### EXTRACT PROVIDED ###

Of primary focus for the Bitcoin industry’s many players is the bill’s definition of ‘broker,’ which it deems “any person who (for consideration) is responsible for regularly providing any service effectuating the transfer of digital assets on behalf of another person.”
The excerpt in question, which vaguely defines "broker" for taxation purposes.
Put another way: any entity that oversees the transfer of cryptocurrencies from one party to another may be deemed a broker.
This obviously includes exchanges, though little surprise there. It also may include wallets (even though the wallet provider is not signing transactions for users, the software is, so the logic may go).
It also could very well include miners and mining pools themselves; seeing as they are the parties involved in ordering transactions into blocks, this could be construed as a “service effectuating the transfer of digital assets on behalf of another person.”

###

PROBLEM STATEMENT:
Copy the passage on the bill's definition of "broker," starting with "Of primary focus" and going on through "deemed a broker.", and swap "cryptocurrencies" for "crypto assets".

### DATASET EXTRACT ###

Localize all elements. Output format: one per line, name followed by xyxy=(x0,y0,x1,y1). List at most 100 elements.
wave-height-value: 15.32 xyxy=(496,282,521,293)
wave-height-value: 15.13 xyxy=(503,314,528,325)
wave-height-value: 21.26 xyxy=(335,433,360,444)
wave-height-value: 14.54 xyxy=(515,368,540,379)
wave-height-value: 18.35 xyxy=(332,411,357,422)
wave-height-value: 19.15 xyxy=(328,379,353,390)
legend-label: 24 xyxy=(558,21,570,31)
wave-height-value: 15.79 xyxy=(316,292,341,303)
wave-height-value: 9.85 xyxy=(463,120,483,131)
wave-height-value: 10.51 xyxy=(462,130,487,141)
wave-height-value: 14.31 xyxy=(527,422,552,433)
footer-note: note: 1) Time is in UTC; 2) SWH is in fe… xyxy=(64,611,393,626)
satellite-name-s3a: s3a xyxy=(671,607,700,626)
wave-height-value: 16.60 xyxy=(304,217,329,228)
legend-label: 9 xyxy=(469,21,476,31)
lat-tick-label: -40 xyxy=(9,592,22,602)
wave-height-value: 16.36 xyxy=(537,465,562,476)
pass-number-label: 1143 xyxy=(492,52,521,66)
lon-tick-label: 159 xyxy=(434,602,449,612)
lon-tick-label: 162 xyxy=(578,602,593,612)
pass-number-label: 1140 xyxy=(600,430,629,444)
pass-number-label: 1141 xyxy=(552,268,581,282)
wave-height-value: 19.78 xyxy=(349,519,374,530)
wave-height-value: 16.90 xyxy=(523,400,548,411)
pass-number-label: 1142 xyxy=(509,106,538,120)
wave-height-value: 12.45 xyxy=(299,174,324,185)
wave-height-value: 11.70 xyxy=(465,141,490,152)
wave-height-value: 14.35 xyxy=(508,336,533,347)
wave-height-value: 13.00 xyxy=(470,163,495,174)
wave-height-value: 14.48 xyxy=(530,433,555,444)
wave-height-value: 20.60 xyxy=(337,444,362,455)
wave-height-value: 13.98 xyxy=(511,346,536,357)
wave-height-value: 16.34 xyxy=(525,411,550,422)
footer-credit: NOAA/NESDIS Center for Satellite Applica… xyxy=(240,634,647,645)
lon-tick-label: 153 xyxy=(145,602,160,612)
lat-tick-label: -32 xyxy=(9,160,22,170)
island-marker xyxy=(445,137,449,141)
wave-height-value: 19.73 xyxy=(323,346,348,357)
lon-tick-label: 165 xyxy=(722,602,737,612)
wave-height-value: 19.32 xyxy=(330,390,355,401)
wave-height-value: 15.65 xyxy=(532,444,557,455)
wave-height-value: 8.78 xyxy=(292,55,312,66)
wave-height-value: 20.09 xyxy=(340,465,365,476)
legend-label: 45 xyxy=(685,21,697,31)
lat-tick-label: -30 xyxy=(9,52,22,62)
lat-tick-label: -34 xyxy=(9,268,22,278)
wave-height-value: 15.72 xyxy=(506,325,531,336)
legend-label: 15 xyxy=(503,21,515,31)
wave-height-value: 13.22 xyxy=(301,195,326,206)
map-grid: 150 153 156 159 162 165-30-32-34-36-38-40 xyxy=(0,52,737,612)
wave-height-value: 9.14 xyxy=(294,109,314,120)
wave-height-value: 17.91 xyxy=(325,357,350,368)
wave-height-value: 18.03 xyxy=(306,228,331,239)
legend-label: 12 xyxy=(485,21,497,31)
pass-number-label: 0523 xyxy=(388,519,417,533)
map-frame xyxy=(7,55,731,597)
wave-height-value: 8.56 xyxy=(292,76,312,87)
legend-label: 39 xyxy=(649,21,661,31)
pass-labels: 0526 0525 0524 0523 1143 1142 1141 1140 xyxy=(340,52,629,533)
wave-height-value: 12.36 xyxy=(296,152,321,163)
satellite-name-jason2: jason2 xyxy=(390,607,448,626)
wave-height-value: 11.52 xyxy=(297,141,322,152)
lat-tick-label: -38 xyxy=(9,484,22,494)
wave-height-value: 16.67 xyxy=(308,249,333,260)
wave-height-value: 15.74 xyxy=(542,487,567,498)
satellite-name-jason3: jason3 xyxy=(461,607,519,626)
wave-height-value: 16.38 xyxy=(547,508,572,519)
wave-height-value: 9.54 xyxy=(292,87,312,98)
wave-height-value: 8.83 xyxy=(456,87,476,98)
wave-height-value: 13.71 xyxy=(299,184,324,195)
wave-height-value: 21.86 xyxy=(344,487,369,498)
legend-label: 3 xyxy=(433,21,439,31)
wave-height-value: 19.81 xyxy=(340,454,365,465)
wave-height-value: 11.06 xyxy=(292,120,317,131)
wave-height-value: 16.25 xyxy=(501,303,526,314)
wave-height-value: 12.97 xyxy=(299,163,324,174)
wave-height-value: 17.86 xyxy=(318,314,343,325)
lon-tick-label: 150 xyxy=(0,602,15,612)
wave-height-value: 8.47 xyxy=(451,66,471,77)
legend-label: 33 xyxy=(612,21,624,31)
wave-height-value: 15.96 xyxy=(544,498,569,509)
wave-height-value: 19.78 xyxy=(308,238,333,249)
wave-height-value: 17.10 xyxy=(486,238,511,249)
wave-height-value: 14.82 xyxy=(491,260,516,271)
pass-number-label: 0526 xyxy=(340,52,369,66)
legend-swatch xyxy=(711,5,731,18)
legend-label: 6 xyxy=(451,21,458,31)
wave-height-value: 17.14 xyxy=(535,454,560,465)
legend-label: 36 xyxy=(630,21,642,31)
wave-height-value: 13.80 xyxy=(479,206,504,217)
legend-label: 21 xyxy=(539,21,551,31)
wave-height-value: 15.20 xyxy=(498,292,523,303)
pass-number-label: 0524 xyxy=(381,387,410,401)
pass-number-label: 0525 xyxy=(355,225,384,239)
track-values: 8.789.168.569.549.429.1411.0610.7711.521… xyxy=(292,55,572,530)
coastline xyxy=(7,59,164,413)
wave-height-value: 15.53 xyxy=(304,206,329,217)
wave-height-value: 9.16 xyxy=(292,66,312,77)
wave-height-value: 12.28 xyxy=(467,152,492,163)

###

TASK SOLUTION:
Of primary focus for the Bitcoin industry’s many players is the bill’s definition of ‘broker,’ which it deems “any person who (for consideration) is responsible for regularly providing any service effectuating the transfer of digital assets on behalf of another person.”
The excerpt in question, which vaguely defines "broker" for taxation purposes.
Put another way: any entity that oversees the transfer of crypto assets from one party to another may be deemed a broker.